EXERCISE AIM: Show all lines holding the string "резки".

ENTRIES PROVIDED:
>> Begin

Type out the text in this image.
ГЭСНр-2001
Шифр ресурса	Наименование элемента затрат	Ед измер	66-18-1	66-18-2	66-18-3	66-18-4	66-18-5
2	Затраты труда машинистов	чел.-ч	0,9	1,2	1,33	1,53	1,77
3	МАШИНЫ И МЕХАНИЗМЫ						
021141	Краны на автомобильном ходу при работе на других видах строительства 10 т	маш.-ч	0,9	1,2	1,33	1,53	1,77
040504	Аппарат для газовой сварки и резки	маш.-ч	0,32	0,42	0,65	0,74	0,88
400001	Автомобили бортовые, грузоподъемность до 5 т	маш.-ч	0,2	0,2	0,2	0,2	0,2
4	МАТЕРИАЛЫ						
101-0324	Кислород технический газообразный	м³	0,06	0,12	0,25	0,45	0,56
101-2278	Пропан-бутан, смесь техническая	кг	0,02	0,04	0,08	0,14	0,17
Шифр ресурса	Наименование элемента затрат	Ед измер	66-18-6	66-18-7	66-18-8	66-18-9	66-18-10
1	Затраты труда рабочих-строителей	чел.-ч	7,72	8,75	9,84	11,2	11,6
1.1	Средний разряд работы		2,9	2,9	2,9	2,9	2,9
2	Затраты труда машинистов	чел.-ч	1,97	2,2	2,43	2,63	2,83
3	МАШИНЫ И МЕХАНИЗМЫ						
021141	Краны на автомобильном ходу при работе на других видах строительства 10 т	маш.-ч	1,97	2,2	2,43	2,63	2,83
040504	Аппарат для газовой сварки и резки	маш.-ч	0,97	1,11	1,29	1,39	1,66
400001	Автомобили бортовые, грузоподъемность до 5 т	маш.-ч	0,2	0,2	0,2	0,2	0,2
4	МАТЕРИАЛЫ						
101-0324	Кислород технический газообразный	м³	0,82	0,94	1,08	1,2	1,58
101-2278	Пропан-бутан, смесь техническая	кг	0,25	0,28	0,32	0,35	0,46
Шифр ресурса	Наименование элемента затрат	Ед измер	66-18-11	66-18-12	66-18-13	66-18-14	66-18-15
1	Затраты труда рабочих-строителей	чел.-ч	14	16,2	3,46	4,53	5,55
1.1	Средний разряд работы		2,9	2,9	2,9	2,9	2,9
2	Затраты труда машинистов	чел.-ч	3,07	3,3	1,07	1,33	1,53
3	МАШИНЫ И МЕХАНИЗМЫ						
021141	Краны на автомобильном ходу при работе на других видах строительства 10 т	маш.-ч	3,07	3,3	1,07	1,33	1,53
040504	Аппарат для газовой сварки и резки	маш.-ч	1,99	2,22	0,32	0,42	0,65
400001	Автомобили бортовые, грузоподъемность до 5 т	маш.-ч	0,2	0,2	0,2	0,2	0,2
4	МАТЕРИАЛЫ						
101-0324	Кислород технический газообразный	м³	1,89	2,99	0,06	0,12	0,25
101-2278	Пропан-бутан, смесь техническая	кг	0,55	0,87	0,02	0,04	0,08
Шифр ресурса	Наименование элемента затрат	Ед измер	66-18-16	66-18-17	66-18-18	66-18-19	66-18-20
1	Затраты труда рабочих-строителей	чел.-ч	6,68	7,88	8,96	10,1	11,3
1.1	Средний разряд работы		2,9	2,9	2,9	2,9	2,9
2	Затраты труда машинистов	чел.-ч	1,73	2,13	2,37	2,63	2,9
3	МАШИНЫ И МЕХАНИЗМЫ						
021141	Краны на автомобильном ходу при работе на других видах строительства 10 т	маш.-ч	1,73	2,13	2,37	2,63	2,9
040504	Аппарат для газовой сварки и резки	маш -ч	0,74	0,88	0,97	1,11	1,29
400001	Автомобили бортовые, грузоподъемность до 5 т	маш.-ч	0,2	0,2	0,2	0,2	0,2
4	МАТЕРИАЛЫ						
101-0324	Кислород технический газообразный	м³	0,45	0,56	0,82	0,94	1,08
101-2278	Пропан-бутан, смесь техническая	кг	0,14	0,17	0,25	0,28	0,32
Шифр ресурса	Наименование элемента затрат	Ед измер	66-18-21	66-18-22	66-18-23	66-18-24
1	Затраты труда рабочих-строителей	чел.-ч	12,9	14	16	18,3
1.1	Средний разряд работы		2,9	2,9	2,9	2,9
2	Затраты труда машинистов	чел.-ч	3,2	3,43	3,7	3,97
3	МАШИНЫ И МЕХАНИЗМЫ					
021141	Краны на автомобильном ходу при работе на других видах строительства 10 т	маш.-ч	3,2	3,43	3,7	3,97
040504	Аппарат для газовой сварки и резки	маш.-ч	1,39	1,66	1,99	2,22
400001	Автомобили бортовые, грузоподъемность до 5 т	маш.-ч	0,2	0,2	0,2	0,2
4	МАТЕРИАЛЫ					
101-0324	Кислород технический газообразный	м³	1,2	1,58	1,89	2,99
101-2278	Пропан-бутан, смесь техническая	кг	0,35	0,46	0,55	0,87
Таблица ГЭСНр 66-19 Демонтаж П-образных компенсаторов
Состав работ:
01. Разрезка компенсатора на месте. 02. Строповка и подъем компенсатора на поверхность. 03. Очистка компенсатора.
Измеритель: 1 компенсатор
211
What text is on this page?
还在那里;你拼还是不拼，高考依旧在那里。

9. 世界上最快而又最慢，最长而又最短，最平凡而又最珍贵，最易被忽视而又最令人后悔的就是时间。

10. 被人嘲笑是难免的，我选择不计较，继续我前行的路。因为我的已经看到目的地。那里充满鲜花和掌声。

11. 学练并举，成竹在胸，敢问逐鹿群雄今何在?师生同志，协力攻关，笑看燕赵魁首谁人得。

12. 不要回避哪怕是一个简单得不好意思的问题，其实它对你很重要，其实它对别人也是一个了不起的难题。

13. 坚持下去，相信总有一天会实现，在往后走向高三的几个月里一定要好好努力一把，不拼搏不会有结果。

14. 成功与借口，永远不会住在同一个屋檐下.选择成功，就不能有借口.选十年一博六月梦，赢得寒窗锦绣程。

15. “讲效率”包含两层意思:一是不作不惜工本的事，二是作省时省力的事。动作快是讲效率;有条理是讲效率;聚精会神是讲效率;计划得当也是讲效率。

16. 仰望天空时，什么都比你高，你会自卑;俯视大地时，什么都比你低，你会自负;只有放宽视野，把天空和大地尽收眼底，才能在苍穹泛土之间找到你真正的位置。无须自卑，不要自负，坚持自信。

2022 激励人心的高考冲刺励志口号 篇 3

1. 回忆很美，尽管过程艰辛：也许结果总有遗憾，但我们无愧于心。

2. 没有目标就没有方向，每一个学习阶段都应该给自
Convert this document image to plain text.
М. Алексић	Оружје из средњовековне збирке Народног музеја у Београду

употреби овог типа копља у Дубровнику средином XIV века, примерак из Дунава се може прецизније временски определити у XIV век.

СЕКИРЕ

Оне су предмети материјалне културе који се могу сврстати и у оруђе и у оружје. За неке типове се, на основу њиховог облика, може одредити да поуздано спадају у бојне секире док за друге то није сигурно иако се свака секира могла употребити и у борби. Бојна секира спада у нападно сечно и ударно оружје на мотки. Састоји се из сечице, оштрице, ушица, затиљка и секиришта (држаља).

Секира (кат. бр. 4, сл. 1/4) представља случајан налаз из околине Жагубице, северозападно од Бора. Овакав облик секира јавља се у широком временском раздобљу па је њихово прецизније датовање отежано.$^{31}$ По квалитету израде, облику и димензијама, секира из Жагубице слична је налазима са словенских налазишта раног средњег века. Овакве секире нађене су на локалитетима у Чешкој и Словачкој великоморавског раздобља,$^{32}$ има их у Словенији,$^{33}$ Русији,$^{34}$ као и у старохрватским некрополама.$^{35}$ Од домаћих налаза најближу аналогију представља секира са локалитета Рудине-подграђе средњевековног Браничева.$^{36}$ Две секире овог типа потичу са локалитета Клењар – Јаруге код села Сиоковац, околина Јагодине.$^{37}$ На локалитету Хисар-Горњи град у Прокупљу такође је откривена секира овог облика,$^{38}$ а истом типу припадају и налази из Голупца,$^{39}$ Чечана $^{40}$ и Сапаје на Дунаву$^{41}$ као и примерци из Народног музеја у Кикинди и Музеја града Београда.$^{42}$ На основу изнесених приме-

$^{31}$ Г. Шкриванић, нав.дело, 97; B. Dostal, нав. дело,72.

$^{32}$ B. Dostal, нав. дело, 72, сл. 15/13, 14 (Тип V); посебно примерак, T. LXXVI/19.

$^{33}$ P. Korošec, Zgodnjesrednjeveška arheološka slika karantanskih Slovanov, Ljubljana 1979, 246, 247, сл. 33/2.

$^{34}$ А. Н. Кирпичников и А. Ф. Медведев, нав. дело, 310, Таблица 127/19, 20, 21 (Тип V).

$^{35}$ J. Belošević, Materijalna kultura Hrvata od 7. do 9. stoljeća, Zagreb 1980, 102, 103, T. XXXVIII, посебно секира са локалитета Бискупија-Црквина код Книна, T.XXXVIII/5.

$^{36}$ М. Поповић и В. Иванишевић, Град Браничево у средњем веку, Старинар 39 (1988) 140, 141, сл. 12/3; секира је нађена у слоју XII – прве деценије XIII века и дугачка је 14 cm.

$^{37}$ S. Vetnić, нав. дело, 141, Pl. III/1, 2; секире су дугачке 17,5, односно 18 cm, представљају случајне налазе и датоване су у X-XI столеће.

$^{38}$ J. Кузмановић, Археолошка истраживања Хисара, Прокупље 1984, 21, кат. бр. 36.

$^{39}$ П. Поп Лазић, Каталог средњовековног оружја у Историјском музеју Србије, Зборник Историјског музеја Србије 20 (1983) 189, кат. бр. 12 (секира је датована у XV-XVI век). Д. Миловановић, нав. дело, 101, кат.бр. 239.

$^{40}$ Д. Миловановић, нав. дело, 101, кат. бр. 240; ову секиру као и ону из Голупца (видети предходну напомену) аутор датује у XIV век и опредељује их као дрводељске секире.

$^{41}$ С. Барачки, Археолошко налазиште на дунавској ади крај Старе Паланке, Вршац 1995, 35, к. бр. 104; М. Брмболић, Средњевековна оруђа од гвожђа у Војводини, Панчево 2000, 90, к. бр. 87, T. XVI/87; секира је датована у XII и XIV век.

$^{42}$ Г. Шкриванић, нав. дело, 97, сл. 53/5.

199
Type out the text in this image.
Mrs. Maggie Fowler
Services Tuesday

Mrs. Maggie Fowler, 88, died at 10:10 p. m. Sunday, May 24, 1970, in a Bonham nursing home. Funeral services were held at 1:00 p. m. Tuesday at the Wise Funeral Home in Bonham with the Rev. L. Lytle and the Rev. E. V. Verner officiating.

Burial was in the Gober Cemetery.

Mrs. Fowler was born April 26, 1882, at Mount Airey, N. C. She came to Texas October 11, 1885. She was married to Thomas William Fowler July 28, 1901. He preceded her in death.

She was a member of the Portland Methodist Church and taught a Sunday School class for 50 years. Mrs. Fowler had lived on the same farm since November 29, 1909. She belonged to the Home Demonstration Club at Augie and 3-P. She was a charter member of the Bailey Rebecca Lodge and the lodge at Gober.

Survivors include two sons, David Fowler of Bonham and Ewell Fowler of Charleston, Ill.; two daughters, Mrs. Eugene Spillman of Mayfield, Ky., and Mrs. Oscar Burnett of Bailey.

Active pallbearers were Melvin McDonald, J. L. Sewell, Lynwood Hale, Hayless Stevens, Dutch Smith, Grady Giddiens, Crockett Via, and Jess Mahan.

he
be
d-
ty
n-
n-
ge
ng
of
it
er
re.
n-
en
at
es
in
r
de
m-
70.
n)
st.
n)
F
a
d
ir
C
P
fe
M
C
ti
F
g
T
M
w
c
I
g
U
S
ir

>> End

RESULT FOR THIS EXERCISE:
040504	Аппарат для газовой сварки и резки	маш.-ч	0,32	0,42	0,65	0,74	0,88
040504	Аппарат для газовой сварки и резки	маш.-ч	0,97	1,11	1,29	1,39	1,66
040504	Аппарат для газовой сварки и резки	маш.-ч	1,99	2,22	0,32	0,42	0,65
040504	Аппарат для газовой сварки и резки	маш -ч	0,74	0,88	0,97	1,11	1,29
040504	Аппарат для газовой сварки и резки	маш.-ч	1,39	1,66	1,99	2,22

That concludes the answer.